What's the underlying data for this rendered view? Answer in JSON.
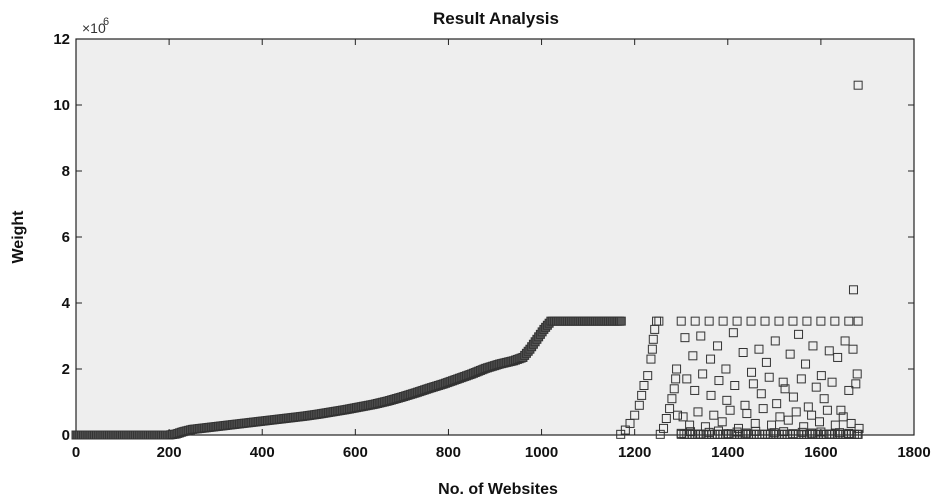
{
  "chart_data": {
    "type": "scatter",
    "title": "Result Analysis",
    "xlabel": "No. of Websites",
    "ylabel": "Weight",
    "y_multiplier_label": "×10",
    "y_multiplier_exponent": "6",
    "xlim": [
      0,
      1800
    ],
    "ylim": [
      0,
      12
    ],
    "x_ticks": [
      0,
      200,
      400,
      600,
      800,
      1000,
      1200,
      1400,
      1600,
      1800
    ],
    "y_ticks": [
      0,
      2,
      4,
      6,
      8,
      10,
      12
    ],
    "marker": "square",
    "grid": false,
    "series": [
      {
        "values_units": "×10^6",
        "points": [
          [
            0,
            0
          ],
          [
            40,
            0
          ],
          [
            80,
            0
          ],
          [
            120,
            0
          ],
          [
            160,
            0
          ],
          [
            200,
            0
          ],
          [
            215,
            0.03
          ],
          [
            230,
            0.1
          ],
          [
            250,
            0.17
          ],
          [
            280,
            0.22
          ],
          [
            310,
            0.27
          ],
          [
            340,
            0.32
          ],
          [
            370,
            0.37
          ],
          [
            400,
            0.42
          ],
          [
            430,
            0.47
          ],
          [
            460,
            0.52
          ],
          [
            490,
            0.57
          ],
          [
            520,
            0.63
          ],
          [
            550,
            0.7
          ],
          [
            580,
            0.77
          ],
          [
            610,
            0.85
          ],
          [
            640,
            0.93
          ],
          [
            670,
            1.03
          ],
          [
            700,
            1.15
          ],
          [
            730,
            1.28
          ],
          [
            760,
            1.42
          ],
          [
            790,
            1.55
          ],
          [
            820,
            1.7
          ],
          [
            850,
            1.85
          ],
          [
            880,
            2.02
          ],
          [
            910,
            2.15
          ],
          [
            940,
            2.25
          ],
          [
            960,
            2.35
          ],
          [
            975,
            2.6
          ],
          [
            990,
            2.9
          ],
          [
            1005,
            3.2
          ],
          [
            1020,
            3.45
          ],
          [
            1040,
            3.45
          ],
          [
            1060,
            3.45
          ],
          [
            1080,
            3.45
          ],
          [
            1100,
            3.45
          ],
          [
            1120,
            3.45
          ],
          [
            1140,
            3.45
          ],
          [
            1160,
            3.45
          ],
          [
            1175,
            3.45
          ],
          [
            1170,
            0.02
          ],
          [
            1180,
            0.15
          ],
          [
            1190,
            0.35
          ],
          [
            1200,
            0.6
          ],
          [
            1210,
            0.9
          ],
          [
            1215,
            1.2
          ],
          [
            1220,
            1.5
          ],
          [
            1228,
            1.8
          ],
          [
            1235,
            2.3
          ],
          [
            1238,
            2.6
          ],
          [
            1240,
            2.9
          ],
          [
            1243,
            3.2
          ],
          [
            1247,
            3.45
          ],
          [
            1252,
            3.45
          ],
          [
            1255,
            0.02
          ],
          [
            1262,
            0.2
          ],
          [
            1268,
            0.5
          ],
          [
            1275,
            0.8
          ],
          [
            1280,
            1.1
          ],
          [
            1285,
            1.4
          ],
          [
            1288,
            1.7
          ],
          [
            1290,
            2.0
          ],
          [
            1292,
            0.6
          ],
          [
            1300,
            3.45
          ],
          [
            1330,
            3.45
          ],
          [
            1360,
            3.45
          ],
          [
            1390,
            3.45
          ],
          [
            1420,
            3.45
          ],
          [
            1450,
            3.45
          ],
          [
            1480,
            3.45
          ],
          [
            1510,
            3.45
          ],
          [
            1540,
            3.45
          ],
          [
            1570,
            3.45
          ],
          [
            1600,
            3.45
          ],
          [
            1630,
            3.45
          ],
          [
            1660,
            3.45
          ],
          [
            1680,
            3.45
          ],
          [
            1308,
            2.95
          ],
          [
            1325,
            2.4
          ],
          [
            1342,
            3.0
          ],
          [
            1363,
            2.3
          ],
          [
            1378,
            2.7
          ],
          [
            1396,
            2.0
          ],
          [
            1412,
            3.1
          ],
          [
            1433,
            2.5
          ],
          [
            1451,
            1.9
          ],
          [
            1467,
            2.6
          ],
          [
            1483,
            2.2
          ],
          [
            1502,
            2.85
          ],
          [
            1519,
            1.6
          ],
          [
            1534,
            2.45
          ],
          [
            1552,
            3.05
          ],
          [
            1567,
            2.15
          ],
          [
            1583,
            2.7
          ],
          [
            1601,
            1.8
          ],
          [
            1618,
            2.55
          ],
          [
            1636,
            2.35
          ],
          [
            1652,
            2.85
          ],
          [
            1669,
            2.6
          ],
          [
            1312,
            1.7
          ],
          [
            1329,
            1.35
          ],
          [
            1346,
            1.85
          ],
          [
            1364,
            1.2
          ],
          [
            1381,
            1.65
          ],
          [
            1398,
            1.05
          ],
          [
            1415,
            1.5
          ],
          [
            1437,
            0.9
          ],
          [
            1455,
            1.55
          ],
          [
            1472,
            1.25
          ],
          [
            1489,
            1.75
          ],
          [
            1505,
            0.95
          ],
          [
            1523,
            1.4
          ],
          [
            1541,
            1.15
          ],
          [
            1558,
            1.7
          ],
          [
            1573,
            0.85
          ],
          [
            1590,
            1.45
          ],
          [
            1607,
            1.1
          ],
          [
            1624,
            1.6
          ],
          [
            1643,
            0.75
          ],
          [
            1660,
            1.35
          ],
          [
            1678,
            1.85
          ],
          [
            1675,
            1.55
          ],
          [
            1304,
            0.55
          ],
          [
            1318,
            0.3
          ],
          [
            1336,
            0.7
          ],
          [
            1352,
            0.25
          ],
          [
            1370,
            0.6
          ],
          [
            1388,
            0.4
          ],
          [
            1405,
            0.75
          ],
          [
            1423,
            0.2
          ],
          [
            1441,
            0.65
          ],
          [
            1459,
            0.35
          ],
          [
            1476,
            0.8
          ],
          [
            1494,
            0.3
          ],
          [
            1512,
            0.55
          ],
          [
            1530,
            0.45
          ],
          [
            1547,
            0.7
          ],
          [
            1563,
            0.25
          ],
          [
            1580,
            0.6
          ],
          [
            1597,
            0.4
          ],
          [
            1614,
            0.75
          ],
          [
            1631,
            0.3
          ],
          [
            1648,
            0.55
          ],
          [
            1665,
            0.35
          ],
          [
            1682,
            0.2
          ],
          [
            1300,
            0.05
          ],
          [
            1320,
            0.1
          ],
          [
            1340,
            0.03
          ],
          [
            1360,
            0.08
          ],
          [
            1380,
            0.12
          ],
          [
            1400,
            0.04
          ],
          [
            1420,
            0.09
          ],
          [
            1440,
            0.06
          ],
          [
            1460,
            0.11
          ],
          [
            1480,
            0.02
          ],
          [
            1500,
            0.07
          ],
          [
            1520,
            0.1
          ],
          [
            1540,
            0.04
          ],
          [
            1560,
            0.08
          ],
          [
            1580,
            0.06
          ],
          [
            1600,
            0.09
          ],
          [
            1620,
            0.03
          ],
          [
            1640,
            0.07
          ],
          [
            1660,
            0.05
          ],
          [
            1680,
            0.02
          ],
          [
            1670,
            4.4
          ],
          [
            1680,
            10.6
          ]
        ]
      }
    ]
  }
}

Instructions to follow: Transcribe every line from the records above without alteration, and leave out the images.

Task result:
What's the underlying data for this rendered view? Answer in JSON.
{
  "chart_data": {
    "type": "scatter",
    "title": "Result Analysis",
    "xlabel": "No. of Websites",
    "ylabel": "Weight",
    "y_multiplier_label": "×10",
    "y_multiplier_exponent": "6",
    "xlim": [
      0,
      1800
    ],
    "ylim": [
      0,
      12
    ],
    "x_ticks": [
      0,
      200,
      400,
      600,
      800,
      1000,
      1200,
      1400,
      1600,
      1800
    ],
    "y_ticks": [
      0,
      2,
      4,
      6,
      8,
      10,
      12
    ],
    "marker": "square",
    "grid": false,
    "series": [
      {
        "values_units": "×10^6",
        "points": [
          [
            0,
            0
          ],
          [
            40,
            0
          ],
          [
            80,
            0
          ],
          [
            120,
            0
          ],
          [
            160,
            0
          ],
          [
            200,
            0
          ],
          [
            215,
            0.03
          ],
          [
            230,
            0.1
          ],
          [
            250,
            0.17
          ],
          [
            280,
            0.22
          ],
          [
            310,
            0.27
          ],
          [
            340,
            0.32
          ],
          [
            370,
            0.37
          ],
          [
            400,
            0.42
          ],
          [
            430,
            0.47
          ],
          [
            460,
            0.52
          ],
          [
            490,
            0.57
          ],
          [
            520,
            0.63
          ],
          [
            550,
            0.7
          ],
          [
            580,
            0.77
          ],
          [
            610,
            0.85
          ],
          [
            640,
            0.93
          ],
          [
            670,
            1.03
          ],
          [
            700,
            1.15
          ],
          [
            730,
            1.28
          ],
          [
            760,
            1.42
          ],
          [
            790,
            1.55
          ],
          [
            820,
            1.7
          ],
          [
            850,
            1.85
          ],
          [
            880,
            2.02
          ],
          [
            910,
            2.15
          ],
          [
            940,
            2.25
          ],
          [
            960,
            2.35
          ],
          [
            975,
            2.6
          ],
          [
            990,
            2.9
          ],
          [
            1005,
            3.2
          ],
          [
            1020,
            3.45
          ],
          [
            1040,
            3.45
          ],
          [
            1060,
            3.45
          ],
          [
            1080,
            3.45
          ],
          [
            1100,
            3.45
          ],
          [
            1120,
            3.45
          ],
          [
            1140,
            3.45
          ],
          [
            1160,
            3.45
          ],
          [
            1175,
            3.45
          ],
          [
            1170,
            0.02
          ],
          [
            1180,
            0.15
          ],
          [
            1190,
            0.35
          ],
          [
            1200,
            0.6
          ],
          [
            1210,
            0.9
          ],
          [
            1215,
            1.2
          ],
          [
            1220,
            1.5
          ],
          [
            1228,
            1.8
          ],
          [
            1235,
            2.3
          ],
          [
            1238,
            2.6
          ],
          [
            1240,
            2.9
          ],
          [
            1243,
            3.2
          ],
          [
            1247,
            3.45
          ],
          [
            1252,
            3.45
          ],
          [
            1255,
            0.02
          ],
          [
            1262,
            0.2
          ],
          [
            1268,
            0.5
          ],
          [
            1275,
            0.8
          ],
          [
            1280,
            1.1
          ],
          [
            1285,
            1.4
          ],
          [
            1288,
            1.7
          ],
          [
            1290,
            2.0
          ],
          [
            1292,
            0.6
          ],
          [
            1300,
            3.45
          ],
          [
            1330,
            3.45
          ],
          [
            1360,
            3.45
          ],
          [
            1390,
            3.45
          ],
          [
            1420,
            3.45
          ],
          [
            1450,
            3.45
          ],
          [
            1480,
            3.45
          ],
          [
            1510,
            3.45
          ],
          [
            1540,
            3.45
          ],
          [
            1570,
            3.45
          ],
          [
            1600,
            3.45
          ],
          [
            1630,
            3.45
          ],
          [
            1660,
            3.45
          ],
          [
            1680,
            3.45
          ],
          [
            1308,
            2.95
          ],
          [
            1325,
            2.4
          ],
          [
            1342,
            3.0
          ],
          [
            1363,
            2.3
          ],
          [
            1378,
            2.7
          ],
          [
            1396,
            2.0
          ],
          [
            1412,
            3.1
          ],
          [
            1433,
            2.5
          ],
          [
            1451,
            1.9
          ],
          [
            1467,
            2.6
          ],
          [
            1483,
            2.2
          ],
          [
            1502,
            2.85
          ],
          [
            1519,
            1.6
          ],
          [
            1534,
            2.45
          ],
          [
            1552,
            3.05
          ],
          [
            1567,
            2.15
          ],
          [
            1583,
            2.7
          ],
          [
            1601,
            1.8
          ],
          [
            1618,
            2.55
          ],
          [
            1636,
            2.35
          ],
          [
            1652,
            2.85
          ],
          [
            1669,
            2.6
          ],
          [
            1312,
            1.7
          ],
          [
            1329,
            1.35
          ],
          [
            1346,
            1.85
          ],
          [
            1364,
            1.2
          ],
          [
            1381,
            1.65
          ],
          [
            1398,
            1.05
          ],
          [
            1415,
            1.5
          ],
          [
            1437,
            0.9
          ],
          [
            1455,
            1.55
          ],
          [
            1472,
            1.25
          ],
          [
            1489,
            1.75
          ],
          [
            1505,
            0.95
          ],
          [
            1523,
            1.4
          ],
          [
            1541,
            1.15
          ],
          [
            1558,
            1.7
          ],
          [
            1573,
            0.85
          ],
          [
            1590,
            1.45
          ],
          [
            1607,
            1.1
          ],
          [
            1624,
            1.6
          ],
          [
            1643,
            0.75
          ],
          [
            1660,
            1.35
          ],
          [
            1678,
            1.85
          ],
          [
            1675,
            1.55
          ],
          [
            1304,
            0.55
          ],
          [
            1318,
            0.3
          ],
          [
            1336,
            0.7
          ],
          [
            1352,
            0.25
          ],
          [
            1370,
            0.6
          ],
          [
            1388,
            0.4
          ],
          [
            1405,
            0.75
          ],
          [
            1423,
            0.2
          ],
          [
            1441,
            0.65
          ],
          [
            1459,
            0.35
          ],
          [
            1476,
            0.8
          ],
          [
            1494,
            0.3
          ],
          [
            1512,
            0.55
          ],
          [
            1530,
            0.45
          ],
          [
            1547,
            0.7
          ],
          [
            1563,
            0.25
          ],
          [
            1580,
            0.6
          ],
          [
            1597,
            0.4
          ],
          [
            1614,
            0.75
          ],
          [
            1631,
            0.3
          ],
          [
            1648,
            0.55
          ],
          [
            1665,
            0.35
          ],
          [
            1682,
            0.2
          ],
          [
            1300,
            0.05
          ],
          [
            1320,
            0.1
          ],
          [
            1340,
            0.03
          ],
          [
            1360,
            0.08
          ],
          [
            1380,
            0.12
          ],
          [
            1400,
            0.04
          ],
          [
            1420,
            0.09
          ],
          [
            1440,
            0.06
          ],
          [
            1460,
            0.11
          ],
          [
            1480,
            0.02
          ],
          [
            1500,
            0.07
          ],
          [
            1520,
            0.1
          ],
          [
            1540,
            0.04
          ],
          [
            1560,
            0.08
          ],
          [
            1580,
            0.06
          ],
          [
            1600,
            0.09
          ],
          [
            1620,
            0.03
          ],
          [
            1640,
            0.07
          ],
          [
            1660,
            0.05
          ],
          [
            1680,
            0.02
          ],
          [
            1670,
            4.4
          ],
          [
            1680,
            10.6
          ]
        ]
      }
    ]
  }
}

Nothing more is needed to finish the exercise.